─── Items ───

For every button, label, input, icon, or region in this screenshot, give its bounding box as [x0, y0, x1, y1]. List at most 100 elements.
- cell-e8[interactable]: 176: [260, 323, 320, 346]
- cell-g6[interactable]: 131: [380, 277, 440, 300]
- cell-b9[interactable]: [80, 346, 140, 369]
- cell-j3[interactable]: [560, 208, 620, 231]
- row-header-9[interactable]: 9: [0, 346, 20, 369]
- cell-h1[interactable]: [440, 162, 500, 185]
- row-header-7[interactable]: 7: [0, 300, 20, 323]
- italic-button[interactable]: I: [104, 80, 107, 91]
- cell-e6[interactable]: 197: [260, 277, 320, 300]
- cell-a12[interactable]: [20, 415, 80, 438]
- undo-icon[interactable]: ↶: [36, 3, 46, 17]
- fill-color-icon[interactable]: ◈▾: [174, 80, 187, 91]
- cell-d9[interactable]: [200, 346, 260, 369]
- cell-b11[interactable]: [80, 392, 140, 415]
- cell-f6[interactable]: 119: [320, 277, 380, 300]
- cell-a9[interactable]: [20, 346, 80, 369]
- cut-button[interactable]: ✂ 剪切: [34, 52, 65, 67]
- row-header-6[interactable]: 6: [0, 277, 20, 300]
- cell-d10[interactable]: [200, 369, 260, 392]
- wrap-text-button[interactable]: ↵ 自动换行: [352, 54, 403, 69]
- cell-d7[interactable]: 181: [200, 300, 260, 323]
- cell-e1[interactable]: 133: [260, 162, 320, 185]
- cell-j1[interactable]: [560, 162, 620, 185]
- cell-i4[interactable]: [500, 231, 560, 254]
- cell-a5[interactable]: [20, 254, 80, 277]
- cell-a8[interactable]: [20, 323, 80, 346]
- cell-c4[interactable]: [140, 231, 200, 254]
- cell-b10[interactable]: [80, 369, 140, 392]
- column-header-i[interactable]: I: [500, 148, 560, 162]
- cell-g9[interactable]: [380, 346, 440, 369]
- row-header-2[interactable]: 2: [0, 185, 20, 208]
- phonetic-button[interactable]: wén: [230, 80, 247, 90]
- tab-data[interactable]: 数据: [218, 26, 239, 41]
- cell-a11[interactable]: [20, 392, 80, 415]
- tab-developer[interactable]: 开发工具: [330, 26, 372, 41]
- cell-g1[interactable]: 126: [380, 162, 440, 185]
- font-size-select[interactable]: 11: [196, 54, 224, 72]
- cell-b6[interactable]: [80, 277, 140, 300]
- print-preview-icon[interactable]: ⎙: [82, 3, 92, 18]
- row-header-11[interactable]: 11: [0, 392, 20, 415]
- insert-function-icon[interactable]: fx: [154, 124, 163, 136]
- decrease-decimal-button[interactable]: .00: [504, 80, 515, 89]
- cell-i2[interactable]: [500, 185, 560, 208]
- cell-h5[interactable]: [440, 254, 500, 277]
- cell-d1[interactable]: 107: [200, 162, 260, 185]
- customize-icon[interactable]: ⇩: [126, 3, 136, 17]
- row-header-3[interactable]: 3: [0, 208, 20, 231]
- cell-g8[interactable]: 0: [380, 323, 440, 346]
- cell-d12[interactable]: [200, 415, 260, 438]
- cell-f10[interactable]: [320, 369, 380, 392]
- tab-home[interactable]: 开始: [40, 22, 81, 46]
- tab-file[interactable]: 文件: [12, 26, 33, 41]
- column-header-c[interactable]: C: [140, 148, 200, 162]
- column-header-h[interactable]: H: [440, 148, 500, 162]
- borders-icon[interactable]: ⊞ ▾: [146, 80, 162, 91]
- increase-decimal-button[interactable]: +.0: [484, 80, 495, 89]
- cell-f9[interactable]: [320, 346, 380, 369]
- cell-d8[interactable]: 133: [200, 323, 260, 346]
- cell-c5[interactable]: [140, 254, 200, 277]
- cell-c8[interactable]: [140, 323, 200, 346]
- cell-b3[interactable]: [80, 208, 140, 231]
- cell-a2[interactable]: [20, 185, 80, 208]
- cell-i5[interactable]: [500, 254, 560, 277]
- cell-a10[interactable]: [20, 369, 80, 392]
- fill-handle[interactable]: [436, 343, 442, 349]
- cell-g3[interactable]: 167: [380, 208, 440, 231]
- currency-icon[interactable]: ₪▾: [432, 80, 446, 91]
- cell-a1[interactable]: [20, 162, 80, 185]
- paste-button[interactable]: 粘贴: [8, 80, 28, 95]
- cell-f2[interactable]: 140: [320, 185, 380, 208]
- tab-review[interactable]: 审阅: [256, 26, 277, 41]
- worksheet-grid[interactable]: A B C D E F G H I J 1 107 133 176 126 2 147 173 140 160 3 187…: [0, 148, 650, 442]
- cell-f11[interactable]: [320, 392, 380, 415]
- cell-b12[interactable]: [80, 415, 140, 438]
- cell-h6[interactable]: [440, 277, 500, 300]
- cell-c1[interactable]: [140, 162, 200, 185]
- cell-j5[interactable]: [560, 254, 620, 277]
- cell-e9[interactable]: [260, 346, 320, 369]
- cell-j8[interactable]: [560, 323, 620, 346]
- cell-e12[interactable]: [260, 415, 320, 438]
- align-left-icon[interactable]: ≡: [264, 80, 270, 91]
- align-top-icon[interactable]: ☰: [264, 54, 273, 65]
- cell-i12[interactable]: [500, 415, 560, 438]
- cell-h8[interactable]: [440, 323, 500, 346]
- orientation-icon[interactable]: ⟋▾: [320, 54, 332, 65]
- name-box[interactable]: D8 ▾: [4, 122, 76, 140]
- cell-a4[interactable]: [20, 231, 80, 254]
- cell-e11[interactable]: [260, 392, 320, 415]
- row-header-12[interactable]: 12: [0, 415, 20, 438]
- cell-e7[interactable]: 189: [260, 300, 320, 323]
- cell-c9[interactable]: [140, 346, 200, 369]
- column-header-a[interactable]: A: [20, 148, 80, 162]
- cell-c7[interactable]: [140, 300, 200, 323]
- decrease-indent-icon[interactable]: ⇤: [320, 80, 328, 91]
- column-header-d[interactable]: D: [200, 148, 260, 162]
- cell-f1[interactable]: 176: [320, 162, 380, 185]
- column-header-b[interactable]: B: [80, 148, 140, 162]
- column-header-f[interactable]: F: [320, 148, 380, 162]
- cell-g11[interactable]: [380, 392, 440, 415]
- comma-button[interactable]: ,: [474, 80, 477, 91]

───

Exercise requirements: Put the entire listing above into the form of a numbered list, leaving out any blank lines.

In response:
1. For every button, label, input, icon, or region in this screenshot, give its bounding box as [x0, y0, x1, y1]. List at most 100 elements.
2. - cell-e8[interactable]: 176: [260, 323, 320, 346]
3. - cell-g6[interactable]: 131: [380, 277, 440, 300]
4. - cell-b9[interactable]: [80, 346, 140, 369]
5. - cell-j3[interactable]: [560, 208, 620, 231]
6. - row-header-9[interactable]: 9: [0, 346, 20, 369]
7. - cell-h1[interactable]: [440, 162, 500, 185]
8. - row-header-7[interactable]: 7: [0, 300, 20, 323]
9. - italic-button[interactable]: I: [104, 80, 107, 91]
10. - cell-e6[interactable]: 197: [260, 277, 320, 300]
11. - cell-a12[interactable]: [20, 415, 80, 438]
12. - undo-icon[interactable]: ↶: [36, 3, 46, 17]
13. - fill-color-icon[interactable]: ◈▾: [174, 80, 187, 91]
14. - cell-d9[interactable]: [200, 346, 260, 369]
15. - cell-b11[interactable]: [80, 392, 140, 415]
16. - cell-f6[interactable]: 119: [320, 277, 380, 300]
17. - cell-a9[interactable]: [20, 346, 80, 369]
18. - cut-button[interactable]: ✂ 剪切: [34, 52, 65, 67]
19. - row-header-6[interactable]: 6: [0, 277, 20, 300]
20. - cell-d10[interactable]: [200, 369, 260, 392]
21. - wrap-text-button[interactable]: ↵ 自动换行: [352, 54, 403, 69]
22. - cell-d7[interactable]: 181: [200, 300, 260, 323]
23. - cell-e1[interactable]: 133: [260, 162, 320, 185]
24. - cell-j1[interactable]: [560, 162, 620, 185]
25. - cell-i4[interactable]: [500, 231, 560, 254]
26. - cell-a5[interactable]: [20, 254, 80, 277]
27. - cell-a8[interactable]: [20, 323, 80, 346]
28. - cell-c4[interactable]: [140, 231, 200, 254]
29. - cell-b10[interactable]: [80, 369, 140, 392]
30. - column-header-i[interactable]: I: [500, 148, 560, 162]
31. - cell-g9[interactable]: [380, 346, 440, 369]
32. - row-header-2[interactable]: 2: [0, 185, 20, 208]
33. - phonetic-button[interactable]: wén: [230, 80, 247, 90]
34. - tab-data[interactable]: 数据: [218, 26, 239, 41]
35. - cell-a11[interactable]: [20, 392, 80, 415]
36. - tab-developer[interactable]: 开发工具: [330, 26, 372, 41]
37. - cell-g1[interactable]: 126: [380, 162, 440, 185]
38. - font-size-select[interactable]: 11: [196, 54, 224, 72]
39. - cell-b6[interactable]: [80, 277, 140, 300]
40. - print-preview-icon[interactable]: ⎙: [82, 3, 92, 18]
41. - row-header-11[interactable]: 11: [0, 392, 20, 415]
42. - insert-function-icon[interactable]: fx: [154, 124, 163, 136]
43. - decrease-decimal-button[interactable]: .00: [504, 80, 515, 89]
44. - cell-i2[interactable]: [500, 185, 560, 208]
45. - cell-h5[interactable]: [440, 254, 500, 277]
46. - cell-d1[interactable]: 107: [200, 162, 260, 185]
47. - customize-icon[interactable]: ⇩: [126, 3, 136, 17]
48. - row-header-3[interactable]: 3: [0, 208, 20, 231]
49. - cell-g8[interactable]: 0: [380, 323, 440, 346]
50. - cell-d12[interactable]: [200, 415, 260, 438]
51. - cell-f10[interactable]: [320, 369, 380, 392]
52. - tab-home[interactable]: 开始: [40, 22, 81, 46]
53. - tab-file[interactable]: 文件: [12, 26, 33, 41]
54. - column-header-c[interactable]: C: [140, 148, 200, 162]
55. - column-header-h[interactable]: H: [440, 148, 500, 162]
56. - borders-icon[interactable]: ⊞ ▾: [146, 80, 162, 91]
57. - increase-decimal-button[interactable]: +.0: [484, 80, 495, 89]
58. - cell-f9[interactable]: [320, 346, 380, 369]
59. - cell-d8[interactable]: 133: [200, 323, 260, 346]
60. - cell-c5[interactable]: [140, 254, 200, 277]
61. - cell-c8[interactable]: [140, 323, 200, 346]
62. - cell-b3[interactable]: [80, 208, 140, 231]
63. - cell-a2[interactable]: [20, 185, 80, 208]
64. - cell-i5[interactable]: [500, 254, 560, 277]
65. - cell-a10[interactable]: [20, 369, 80, 392]
66. - fill-handle[interactable]: [436, 343, 442, 349]
67. - cell-g3[interactable]: 167: [380, 208, 440, 231]
68. - currency-icon[interactable]: ₪▾: [432, 80, 446, 91]
69. - cell-a1[interactable]: [20, 162, 80, 185]
70. - paste-button[interactable]: 粘贴: [8, 80, 28, 95]
71. - cell-f2[interactable]: 140: [320, 185, 380, 208]
72. - tab-review[interactable]: 审阅: [256, 26, 277, 41]
73. - worksheet-grid[interactable]: A B C D E F G H I J 1 107 133 176 126 2 147 173 140 160 3 187…: [0, 148, 650, 442]
74. - cell-f11[interactable]: [320, 392, 380, 415]
75. - cell-b12[interactable]: [80, 415, 140, 438]
76. - cell-h6[interactable]: [440, 277, 500, 300]
77. - cell-c1[interactable]: [140, 162, 200, 185]
78. - cell-j5[interactable]: [560, 254, 620, 277]
79. - cell-e9[interactable]: [260, 346, 320, 369]
80. - cell-j8[interactable]: [560, 323, 620, 346]
81. - cell-e12[interactable]: [260, 415, 320, 438]
82. - align-left-icon[interactable]: ≡: [264, 80, 270, 91]
83. - align-top-icon[interactable]: ☰: [264, 54, 273, 65]
84. - cell-i12[interactable]: [500, 415, 560, 438]
85. - cell-h8[interactable]: [440, 323, 500, 346]
86. - orientation-icon[interactable]: ⟋▾: [320, 54, 332, 65]
87. - name-box[interactable]: D8 ▾: [4, 122, 76, 140]
88. - cell-a4[interactable]: [20, 231, 80, 254]
89. - cell-e11[interactable]: [260, 392, 320, 415]
90. - row-header-12[interactable]: 12: [0, 415, 20, 438]
91. - cell-e7[interactable]: 189: [260, 300, 320, 323]
92. - cell-c9[interactable]: [140, 346, 200, 369]
93. - column-header-a[interactable]: A: [20, 148, 80, 162]
94. - cell-c7[interactable]: [140, 300, 200, 323]
95. - decrease-indent-icon[interactable]: ⇤: [320, 80, 328, 91]
96. - column-header-d[interactable]: D: [200, 148, 260, 162]
97. - cell-f1[interactable]: 176: [320, 162, 380, 185]
98. - column-header-b[interactable]: B: [80, 148, 140, 162]
99. - column-header-f[interactable]: F: [320, 148, 380, 162]
100. - cell-g11[interactable]: [380, 392, 440, 415]
101. - comma-button[interactable]: ,: [474, 80, 477, 91]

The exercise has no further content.